Task goal –
State how many lines of the entries hold the string "color", and nothing more.

Figure record listings –
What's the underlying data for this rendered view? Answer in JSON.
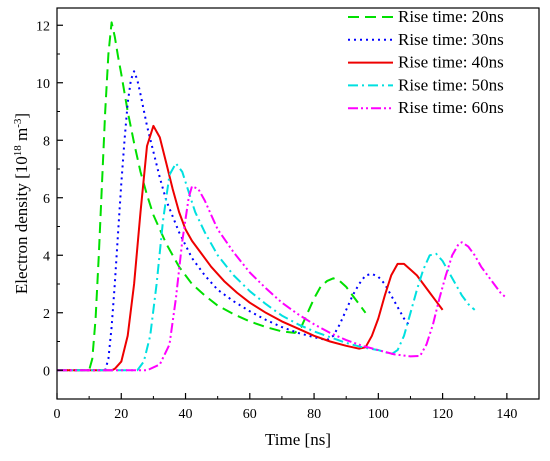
{
  "chart_data": {
    "type": "line",
    "xlabel": "Time [ns]",
    "ylabel": {
      "base": "Electron density [10",
      "exp1": "18",
      "mid": " m",
      "exp2": "-3",
      "end": "]"
    },
    "xlim": [
      0,
      150
    ],
    "ylim": [
      -1,
      12.6
    ],
    "xticks": [
      0,
      20,
      40,
      60,
      80,
      100,
      120,
      140
    ],
    "yticks": [
      0,
      2,
      4,
      6,
      8,
      10,
      12
    ],
    "grid": false,
    "legend_position": "top-right",
    "series": [
      {
        "name": "Rise time: 20ns",
        "color": "#00e000",
        "dash": "dashed",
        "points": [
          [
            0,
            0
          ],
          [
            10,
            0
          ],
          [
            11,
            0.4
          ],
          [
            12,
            1.8
          ],
          [
            13,
            4
          ],
          [
            14,
            6.5
          ],
          [
            15,
            9
          ],
          [
            16,
            11
          ],
          [
            17,
            12.1
          ],
          [
            18,
            11.6
          ],
          [
            19,
            10.9
          ],
          [
            20,
            10.3
          ],
          [
            22,
            9.0
          ],
          [
            24,
            7.9
          ],
          [
            26,
            6.9
          ],
          [
            28,
            6.1
          ],
          [
            30,
            5.4
          ],
          [
            34,
            4.4
          ],
          [
            38,
            3.6
          ],
          [
            42,
            3.0
          ],
          [
            46,
            2.6
          ],
          [
            50,
            2.25
          ],
          [
            55,
            1.95
          ],
          [
            60,
            1.7
          ],
          [
            65,
            1.5
          ],
          [
            70,
            1.35
          ],
          [
            74,
            1.3
          ],
          [
            76,
            1.5
          ],
          [
            78,
            2.0
          ],
          [
            80,
            2.5
          ],
          [
            82,
            2.9
          ],
          [
            84,
            3.1
          ],
          [
            86,
            3.2
          ],
          [
            88,
            3.1
          ],
          [
            90,
            2.9
          ],
          [
            92,
            2.6
          ],
          [
            94,
            2.3
          ],
          [
            96,
            2.0
          ]
        ]
      },
      {
        "name": "Rise time: 30ns",
        "color": "#0000ff",
        "dash": "dotted",
        "points": [
          [
            0,
            0
          ],
          [
            15,
            0
          ],
          [
            16,
            0.4
          ],
          [
            17,
            1.5
          ],
          [
            18,
            3
          ],
          [
            19,
            4.8
          ],
          [
            20,
            6.5
          ],
          [
            21,
            8
          ],
          [
            22,
            9.3
          ],
          [
            23,
            10.1
          ],
          [
            24,
            10.4
          ],
          [
            25,
            10.1
          ],
          [
            26,
            9.6
          ],
          [
            28,
            8.5
          ],
          [
            30,
            7.6
          ],
          [
            32,
            6.7
          ],
          [
            34,
            5.9
          ],
          [
            38,
            4.8
          ],
          [
            42,
            3.9
          ],
          [
            46,
            3.3
          ],
          [
            50,
            2.8
          ],
          [
            55,
            2.4
          ],
          [
            60,
            2.05
          ],
          [
            65,
            1.75
          ],
          [
            70,
            1.5
          ],
          [
            75,
            1.3
          ],
          [
            80,
            1.15
          ],
          [
            84,
            1.05
          ],
          [
            86,
            1.2
          ],
          [
            88,
            1.6
          ],
          [
            90,
            2.1
          ],
          [
            92,
            2.6
          ],
          [
            94,
            3.0
          ],
          [
            96,
            3.3
          ],
          [
            98,
            3.35
          ],
          [
            100,
            3.25
          ],
          [
            102,
            3.0
          ],
          [
            104,
            2.6
          ],
          [
            106,
            2.2
          ],
          [
            108,
            1.8
          ],
          [
            110,
            1.5
          ]
        ]
      },
      {
        "name": "Rise time: 40ns",
        "color": "#ee0000",
        "dash": "solid",
        "points": [
          [
            0,
            0
          ],
          [
            17,
            0
          ],
          [
            18,
            0.05
          ],
          [
            20,
            0.3
          ],
          [
            22,
            1.2
          ],
          [
            24,
            3
          ],
          [
            26,
            5.5
          ],
          [
            28,
            7.8
          ],
          [
            30,
            8.5
          ],
          [
            31,
            8.3
          ],
          [
            32,
            8.1
          ],
          [
            34,
            7.2
          ],
          [
            36,
            6.3
          ],
          [
            38,
            5.5
          ],
          [
            40,
            4.9
          ],
          [
            42,
            4.5
          ],
          [
            44,
            4.2
          ],
          [
            48,
            3.6
          ],
          [
            52,
            3.1
          ],
          [
            56,
            2.7
          ],
          [
            60,
            2.35
          ],
          [
            65,
            2.0
          ],
          [
            70,
            1.7
          ],
          [
            75,
            1.45
          ],
          [
            80,
            1.2
          ],
          [
            85,
            1.0
          ],
          [
            90,
            0.85
          ],
          [
            94,
            0.75
          ],
          [
            96,
            0.8
          ],
          [
            98,
            1.2
          ],
          [
            100,
            1.8
          ],
          [
            102,
            2.6
          ],
          [
            104,
            3.3
          ],
          [
            106,
            3.7
          ],
          [
            108,
            3.7
          ],
          [
            110,
            3.5
          ],
          [
            112,
            3.3
          ],
          [
            114,
            3.0
          ],
          [
            116,
            2.7
          ],
          [
            118,
            2.4
          ],
          [
            120,
            2.1
          ]
        ]
      },
      {
        "name": "Rise time: 50ns",
        "color": "#00e0e0",
        "dash": "dashdot",
        "points": [
          [
            0,
            0
          ],
          [
            25,
            0
          ],
          [
            27,
            0.3
          ],
          [
            29,
            1.2
          ],
          [
            31,
            3
          ],
          [
            33,
            5.2
          ],
          [
            35,
            6.8
          ],
          [
            37,
            7.2
          ],
          [
            39,
            6.9
          ],
          [
            41,
            6.2
          ],
          [
            43,
            5.5
          ],
          [
            46,
            4.8
          ],
          [
            50,
            4.0
          ],
          [
            55,
            3.3
          ],
          [
            60,
            2.75
          ],
          [
            65,
            2.3
          ],
          [
            70,
            1.9
          ],
          [
            75,
            1.6
          ],
          [
            80,
            1.35
          ],
          [
            85,
            1.15
          ],
          [
            90,
            0.95
          ],
          [
            95,
            0.8
          ],
          [
            100,
            0.7
          ],
          [
            103,
            0.6
          ],
          [
            104,
            0.55
          ],
          [
            106,
            0.7
          ],
          [
            108,
            1.2
          ],
          [
            110,
            2.0
          ],
          [
            112,
            2.8
          ],
          [
            114,
            3.5
          ],
          [
            116,
            4.0
          ],
          [
            118,
            4.05
          ],
          [
            120,
            3.8
          ],
          [
            122,
            3.4
          ],
          [
            124,
            3.0
          ],
          [
            126,
            2.6
          ],
          [
            128,
            2.3
          ],
          [
            130,
            2.1
          ]
        ]
      },
      {
        "name": "Rise time: 60ns",
        "color": "#ff00ff",
        "dash": "dashdotdot",
        "points": [
          [
            0,
            0
          ],
          [
            28,
            0
          ],
          [
            32,
            0.2
          ],
          [
            35,
            0.9
          ],
          [
            37,
            2.5
          ],
          [
            39,
            4.5
          ],
          [
            41,
            6.0
          ],
          [
            42,
            6.4
          ],
          [
            44,
            6.3
          ],
          [
            46,
            5.9
          ],
          [
            48,
            5.4
          ],
          [
            50,
            4.9
          ],
          [
            55,
            4.1
          ],
          [
            60,
            3.4
          ],
          [
            65,
            2.85
          ],
          [
            70,
            2.35
          ],
          [
            75,
            1.95
          ],
          [
            80,
            1.6
          ],
          [
            85,
            1.3
          ],
          [
            90,
            1.05
          ],
          [
            95,
            0.85
          ],
          [
            100,
            0.7
          ],
          [
            105,
            0.55
          ],
          [
            110,
            0.48
          ],
          [
            113,
            0.5
          ],
          [
            115,
            0.9
          ],
          [
            117,
            1.6
          ],
          [
            119,
            2.5
          ],
          [
            121,
            3.3
          ],
          [
            123,
            4.0
          ],
          [
            125,
            4.4
          ],
          [
            126,
            4.45
          ],
          [
            128,
            4.3
          ],
          [
            130,
            4.0
          ],
          [
            132,
            3.6
          ],
          [
            134,
            3.3
          ],
          [
            136,
            3.0
          ],
          [
            138,
            2.7
          ],
          [
            140,
            2.5
          ]
        ]
      }
    ]
  }
}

Answer for the task –
5